** BEGIN **
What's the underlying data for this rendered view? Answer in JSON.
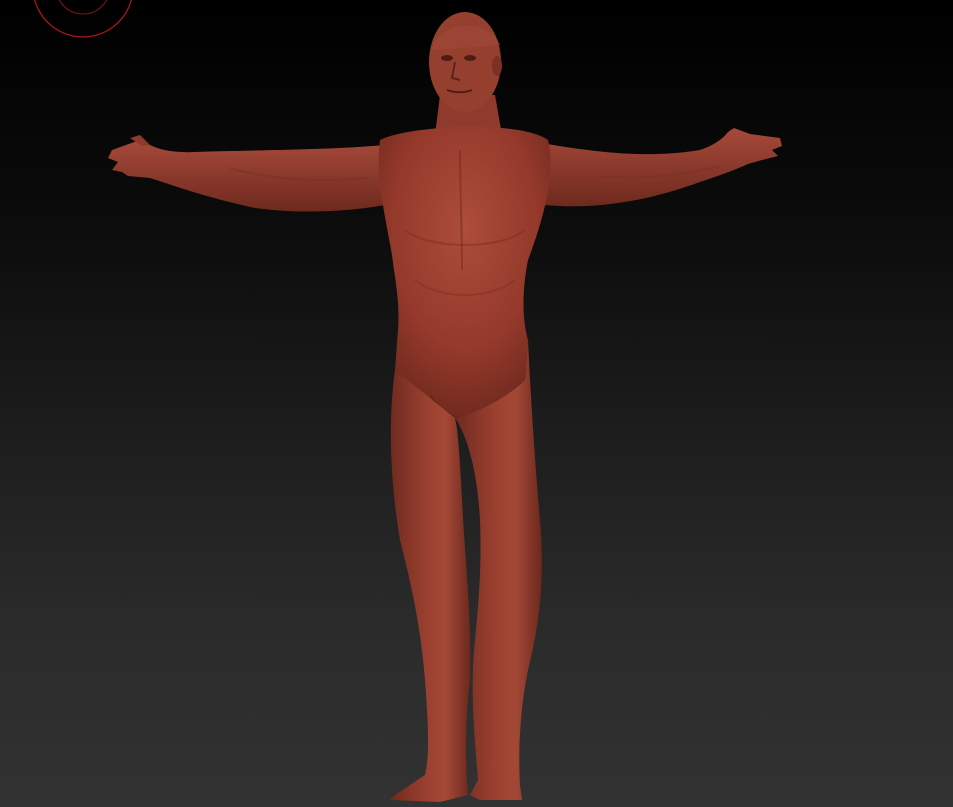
{
  "viewport": {
    "background_top": "#000000",
    "background_bottom": "#323232",
    "gizmo_color": "#b0161b",
    "model_color": "#8c3a2b",
    "model_highlight": "#b55340",
    "model_shadow": "#5a2219",
    "model_name": "human-figure-t-pose"
  }
}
** END **
Short task:
Give an exact copy of the material, leaving out every picture.

Result of this exercise:
What's the underlying data for this rendered view? Answer in JSON.
{
  "viewport": {
    "background_top": "#000000",
    "background_bottom": "#323232",
    "gizmo_color": "#b0161b",
    "model_color": "#8c3a2b",
    "model_highlight": "#b55340",
    "model_shadow": "#5a2219",
    "model_name": "human-figure-t-pose"
  }
}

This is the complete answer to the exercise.